課題一覧:
1. 『成長の限界』についての文章から、「ローマクラブの報告書『成長の」で始まり「者の間にあるのかもしれない。」まで続く部分を、一字も変えずに抜き出して返してください。
2. 『成長の限界』についての文章で「」に囲まれている語句を、重複を除いてすべて挙げてください。
3. 『成長の限界』についての文章を、最後の文の後から書き継いで延ばしてください。

対象本文:

2012年2月22日

短編映画『There's No Tomorrow』

ローマクラブの報告書『成長の限界』が発表されたのは、1972年のことだった。テーマは、とてもシンプル。「有限地球で無限成長はあり得ない」というものだ。

あれから40年。楽観主義者は、今でも「無限成長」を信じている様子だし、技術が解決してくれるはずだ、市場が解決してくれるはずだという。悲観主義者は、「崩壊」は間近だと警鐘を鳴らし、「新しい原始時代生活」を覚悟せよという。

結果がどうなるのかは、わからない。なにをもって「崩壊」とするのかというのは議論の分かれるところだが、「崩壊」としか呼びようのない状態になるのかもしれない。真実は、両者の間にあるのかもしれない。

ただ、最近では、楽観主義者が減りつつあるような印象もある。「何かおかしいぞ」というわけだ。

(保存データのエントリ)
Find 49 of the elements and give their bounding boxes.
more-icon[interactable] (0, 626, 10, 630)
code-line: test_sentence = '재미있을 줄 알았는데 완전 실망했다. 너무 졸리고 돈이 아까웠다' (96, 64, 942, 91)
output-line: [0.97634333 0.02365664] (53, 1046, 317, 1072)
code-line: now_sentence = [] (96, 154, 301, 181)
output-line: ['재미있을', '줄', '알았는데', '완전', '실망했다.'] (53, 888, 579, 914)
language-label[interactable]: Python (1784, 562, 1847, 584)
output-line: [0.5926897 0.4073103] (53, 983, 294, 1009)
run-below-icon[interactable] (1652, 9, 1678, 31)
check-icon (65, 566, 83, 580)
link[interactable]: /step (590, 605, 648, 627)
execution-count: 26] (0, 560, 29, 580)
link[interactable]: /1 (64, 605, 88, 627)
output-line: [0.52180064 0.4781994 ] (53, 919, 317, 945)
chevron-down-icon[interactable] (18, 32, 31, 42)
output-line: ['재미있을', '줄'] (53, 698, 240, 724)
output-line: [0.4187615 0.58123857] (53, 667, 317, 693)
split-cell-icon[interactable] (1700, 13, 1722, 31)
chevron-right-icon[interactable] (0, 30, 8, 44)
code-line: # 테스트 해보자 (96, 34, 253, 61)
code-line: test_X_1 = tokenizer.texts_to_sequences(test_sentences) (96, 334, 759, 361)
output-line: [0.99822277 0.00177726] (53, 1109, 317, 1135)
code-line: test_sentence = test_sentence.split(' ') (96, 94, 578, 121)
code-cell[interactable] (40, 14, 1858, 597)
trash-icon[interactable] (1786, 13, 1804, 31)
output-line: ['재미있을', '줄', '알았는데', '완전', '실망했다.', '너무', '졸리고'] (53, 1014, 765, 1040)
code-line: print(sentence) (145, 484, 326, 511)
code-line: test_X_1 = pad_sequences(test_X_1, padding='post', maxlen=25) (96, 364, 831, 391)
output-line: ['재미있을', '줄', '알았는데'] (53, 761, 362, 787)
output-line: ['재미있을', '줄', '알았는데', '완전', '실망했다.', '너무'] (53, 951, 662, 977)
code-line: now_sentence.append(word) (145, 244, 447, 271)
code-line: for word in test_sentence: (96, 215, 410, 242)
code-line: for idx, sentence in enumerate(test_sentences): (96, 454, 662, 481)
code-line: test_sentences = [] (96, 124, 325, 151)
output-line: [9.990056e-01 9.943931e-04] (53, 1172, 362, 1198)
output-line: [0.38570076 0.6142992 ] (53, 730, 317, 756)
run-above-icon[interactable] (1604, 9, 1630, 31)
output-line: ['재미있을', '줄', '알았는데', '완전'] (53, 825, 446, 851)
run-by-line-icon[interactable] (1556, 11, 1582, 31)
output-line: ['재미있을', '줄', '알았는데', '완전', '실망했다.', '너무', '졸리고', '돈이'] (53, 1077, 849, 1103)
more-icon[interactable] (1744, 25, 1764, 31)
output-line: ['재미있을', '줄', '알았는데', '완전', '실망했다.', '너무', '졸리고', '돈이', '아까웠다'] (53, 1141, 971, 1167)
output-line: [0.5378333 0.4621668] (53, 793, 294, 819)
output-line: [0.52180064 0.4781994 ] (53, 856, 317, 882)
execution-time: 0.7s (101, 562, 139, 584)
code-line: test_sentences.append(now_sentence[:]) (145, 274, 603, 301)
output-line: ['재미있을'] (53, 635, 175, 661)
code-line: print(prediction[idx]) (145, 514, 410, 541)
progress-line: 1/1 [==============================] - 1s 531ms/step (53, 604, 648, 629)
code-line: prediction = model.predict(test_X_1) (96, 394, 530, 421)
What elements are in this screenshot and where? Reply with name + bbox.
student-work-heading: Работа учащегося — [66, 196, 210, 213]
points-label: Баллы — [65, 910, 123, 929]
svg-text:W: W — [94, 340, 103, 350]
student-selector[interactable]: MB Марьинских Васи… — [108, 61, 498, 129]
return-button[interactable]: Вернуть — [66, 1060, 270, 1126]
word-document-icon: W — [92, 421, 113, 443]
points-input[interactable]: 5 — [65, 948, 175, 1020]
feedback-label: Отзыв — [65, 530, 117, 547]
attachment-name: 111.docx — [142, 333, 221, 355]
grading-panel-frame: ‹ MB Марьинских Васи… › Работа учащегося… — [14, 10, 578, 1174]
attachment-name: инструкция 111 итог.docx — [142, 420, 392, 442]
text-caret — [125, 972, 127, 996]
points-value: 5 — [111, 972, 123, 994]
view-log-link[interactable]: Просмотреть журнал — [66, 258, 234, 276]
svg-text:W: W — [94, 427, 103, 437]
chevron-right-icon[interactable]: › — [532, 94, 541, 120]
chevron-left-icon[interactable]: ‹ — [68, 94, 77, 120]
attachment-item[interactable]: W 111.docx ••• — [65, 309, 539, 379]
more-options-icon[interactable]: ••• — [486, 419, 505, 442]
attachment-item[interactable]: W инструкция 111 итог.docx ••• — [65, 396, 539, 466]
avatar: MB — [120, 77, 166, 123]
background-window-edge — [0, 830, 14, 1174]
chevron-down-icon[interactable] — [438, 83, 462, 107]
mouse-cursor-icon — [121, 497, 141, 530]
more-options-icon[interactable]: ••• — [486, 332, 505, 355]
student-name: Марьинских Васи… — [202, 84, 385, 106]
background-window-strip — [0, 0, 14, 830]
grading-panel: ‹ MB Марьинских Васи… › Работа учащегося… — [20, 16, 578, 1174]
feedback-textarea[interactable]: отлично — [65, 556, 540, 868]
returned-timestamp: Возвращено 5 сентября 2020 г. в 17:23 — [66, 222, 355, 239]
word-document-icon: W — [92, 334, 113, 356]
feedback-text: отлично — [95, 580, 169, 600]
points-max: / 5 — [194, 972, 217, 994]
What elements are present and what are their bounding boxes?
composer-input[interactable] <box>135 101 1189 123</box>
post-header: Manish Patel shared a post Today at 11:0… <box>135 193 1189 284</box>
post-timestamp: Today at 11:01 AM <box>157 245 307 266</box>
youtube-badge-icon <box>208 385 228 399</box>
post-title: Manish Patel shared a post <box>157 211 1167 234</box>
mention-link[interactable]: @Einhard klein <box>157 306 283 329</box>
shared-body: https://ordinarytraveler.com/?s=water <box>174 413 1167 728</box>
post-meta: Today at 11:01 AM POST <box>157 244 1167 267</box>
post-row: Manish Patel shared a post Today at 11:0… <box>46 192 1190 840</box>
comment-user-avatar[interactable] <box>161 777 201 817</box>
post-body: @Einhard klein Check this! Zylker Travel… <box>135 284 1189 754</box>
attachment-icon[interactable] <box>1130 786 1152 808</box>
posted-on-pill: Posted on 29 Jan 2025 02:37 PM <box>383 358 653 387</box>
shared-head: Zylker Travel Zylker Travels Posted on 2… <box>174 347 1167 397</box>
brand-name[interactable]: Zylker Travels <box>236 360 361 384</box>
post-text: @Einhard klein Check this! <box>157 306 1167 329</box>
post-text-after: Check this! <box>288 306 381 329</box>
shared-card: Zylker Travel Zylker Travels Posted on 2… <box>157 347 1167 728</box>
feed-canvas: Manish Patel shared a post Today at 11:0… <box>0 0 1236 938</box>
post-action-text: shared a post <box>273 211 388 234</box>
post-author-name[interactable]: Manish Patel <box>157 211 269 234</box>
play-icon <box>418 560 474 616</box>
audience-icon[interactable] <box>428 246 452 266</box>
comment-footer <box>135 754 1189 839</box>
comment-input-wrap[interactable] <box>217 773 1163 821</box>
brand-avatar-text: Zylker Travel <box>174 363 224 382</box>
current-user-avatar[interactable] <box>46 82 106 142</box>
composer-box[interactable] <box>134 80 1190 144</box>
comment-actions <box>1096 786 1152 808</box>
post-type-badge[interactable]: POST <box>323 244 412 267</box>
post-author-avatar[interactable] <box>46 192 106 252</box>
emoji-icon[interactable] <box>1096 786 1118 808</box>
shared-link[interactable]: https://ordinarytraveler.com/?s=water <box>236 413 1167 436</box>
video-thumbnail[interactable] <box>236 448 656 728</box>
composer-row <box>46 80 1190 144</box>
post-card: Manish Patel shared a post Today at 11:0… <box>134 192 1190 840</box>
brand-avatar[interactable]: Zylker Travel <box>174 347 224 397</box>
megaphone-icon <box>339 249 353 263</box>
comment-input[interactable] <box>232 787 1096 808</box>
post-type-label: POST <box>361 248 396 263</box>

解答欄:
1.
ローマクラブの報告書『成長の限界』が発表されたのは、1972年のことだった。テーマは、とてもシンプル。「有限地球で無限成長はあり得ない」というものだ。

あれから40年。楽観主義者は、今でも「無限成長」を信じている様子だし、技術が解決してくれるはずだ、市場が解決してくれるはずだという。悲観主義者は、「崩壊」は間近だと警鐘を鳴らし、「新しい原始時代生活」を覚悟せよという。

結果がどうなるのかは、わからない。なにをもって「崩壊」とするのかというのは議論の分かれるところだが、「崩壊」としか呼びようのない状態になるのかもしれない。真実は、両者の間にあるのかもしれない。

2.
「有限地球で無限成長はあり得ない」
「無限成長」
「崩壊」
「新しい原始時代生活」
「何かおかしいぞ」

3.
そんな中、「成長の限界」を視覚化した短編アニメーション映画『There's No Tomorrow』(Dermot O' Connor監督)が公開された。地球の歴史からさかのぼって、人類とエネルギーとの関係について、そして今何が問題になっているのかをわかりやすく説明してくれる。

ただし、アメリカで制作された動画なので、内容がアメリカ中心に描かれている。それでも、問題の核心を知ることは出来る。

今後は、こうした動画の日本バージョンも作っていくべきだろう。ただ単に、「翻訳」をするということではなく、日本の文脈で構成を組み上げるという意味だ。

エネルギー分野、とりわけ自然を相手にするような再生可能エネルギーの領域では、成功事例の「模倣」をして新たな価値を付け加えるという「エミュレーション・モデル」(emulation model)はなじまない。その土地その土地によって、自然状況はみな異なるためだ。その土地に根付いた(その土地の自然状況を知り抜いた)人びとによって、ボトムアップで政策が練り上げられる必要がある。

いずれにせよ、最近公開されたこの『There's No Tomorrow』は、「研究内容を一般の人びとにどうすればわかりやすく提示することが出来るのか」という問題も含め、大いに参考になる。今のところ英語版だけ(日本語翻訳なし)のようだが、一見の価値がある。